Problem
Look through the data that follows and copy each line with the string "have".

Input for this task
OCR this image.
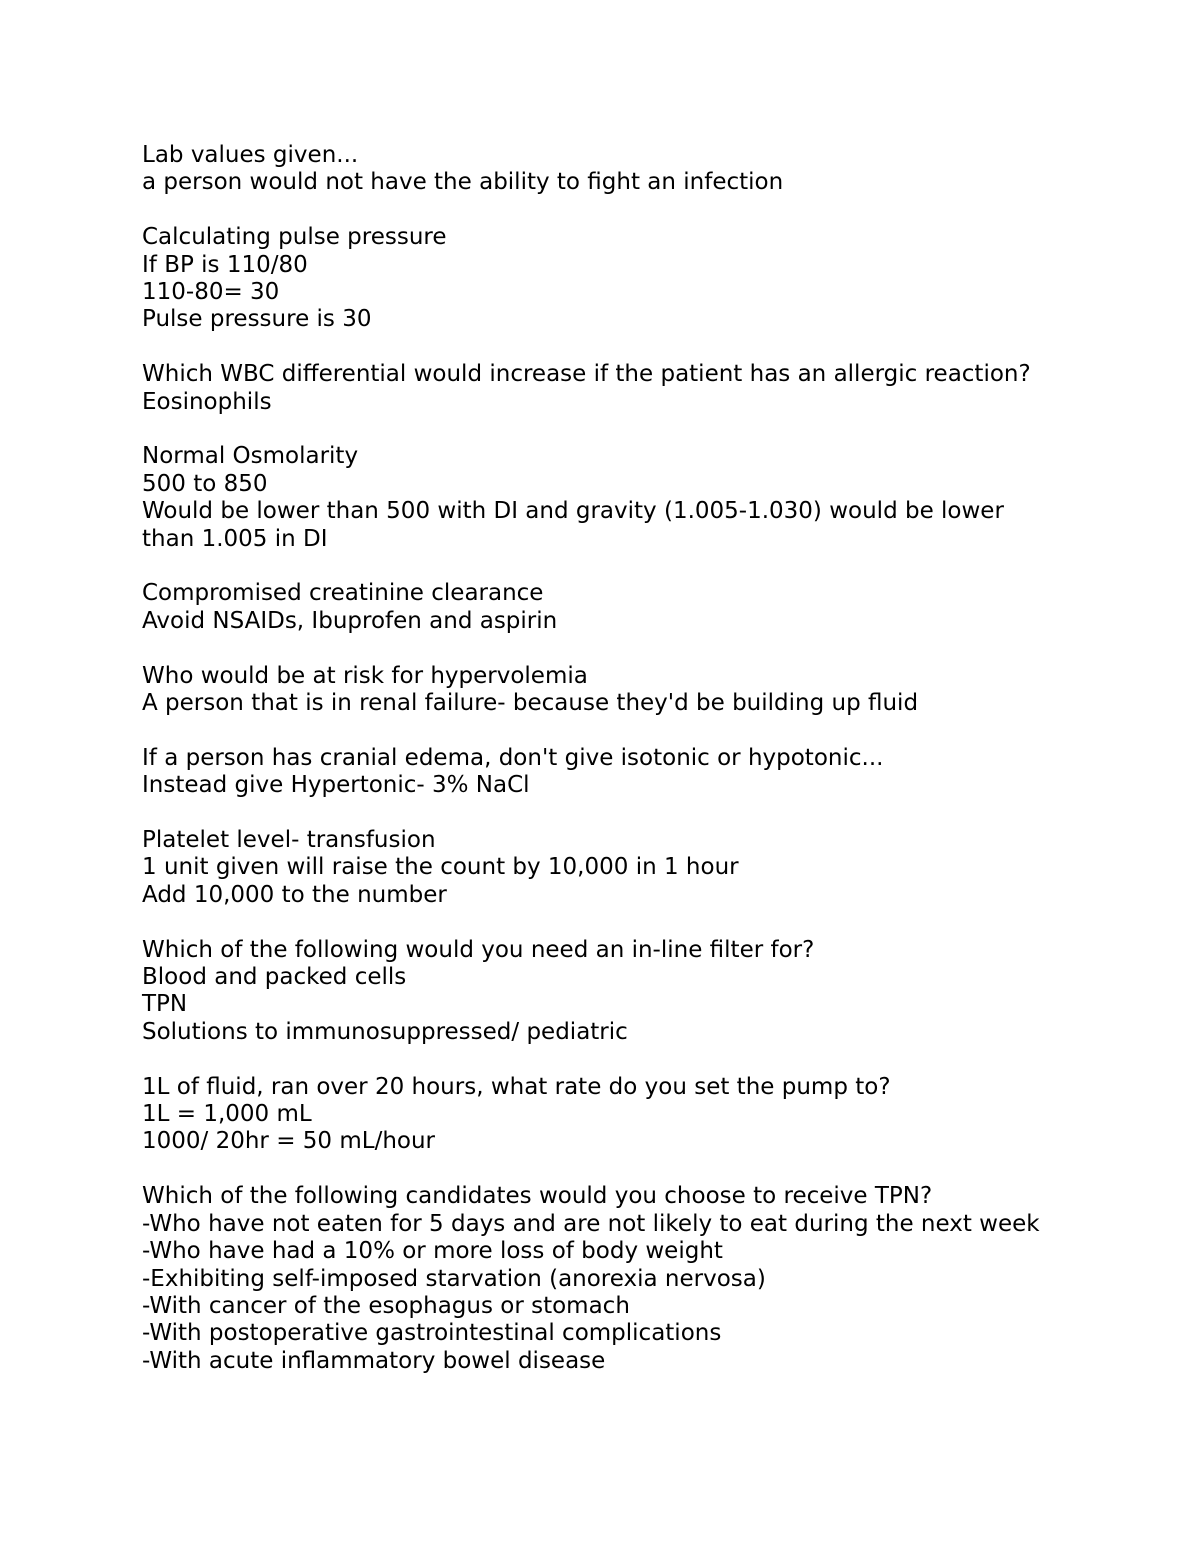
Lab values given...
a person would not have the ability to fight an infection
Calculating pulse pressure
If BP is 110/80
110-80= 30
Pulse pressure is 30
Which WBC differential would increase if the patient has an allergic reaction?
Eosinophils
Normal Osmolarity
500 to 850
Would be lower than 500 with DI and gravity (1.005-1.030) would be lower than 1.005 in DI
Compromised creatinine clearance
Avoid NSAIDs, Ibuprofen and aspirin
Who would be at risk for hypervolemia
A person that is in renal failure- because they'd be building up fluid
If a person has cranial edema, don't give isotonic or hypotonic...
Instead give Hypertonic- 3% NaCl
Platelet level- transfusion
1 unit given will raise the count by 10,000 in 1 hour
Add 10,000 to the number
Which of the following would you need an in-line filter for?
Blood and packed cells
TPN
Solutions to immunosuppressed/ pediatric
1L of fluid, ran over 20 hours, what rate do you set the pump to?
1L = 1,000 mL
1000/ 20hr = 50 mL/hour
Which of the following candidates would you choose to receive TPN?
-Who have not eaten for 5 days and are not likely to eat during the next week
-Who have had a 10% or more loss of body weight
-Exhibiting self-imposed starvation (anorexia nervosa)
-With cancer of the esophagus or stomach
-With postoperative gastrointestinal complications
-With acute inflammatory bowel disease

Solution
a person would not have the ability to fight an infection
-Who have not eaten for 5 days and are not likely to eat during the next week
-Who have had a 10% or more loss of body weight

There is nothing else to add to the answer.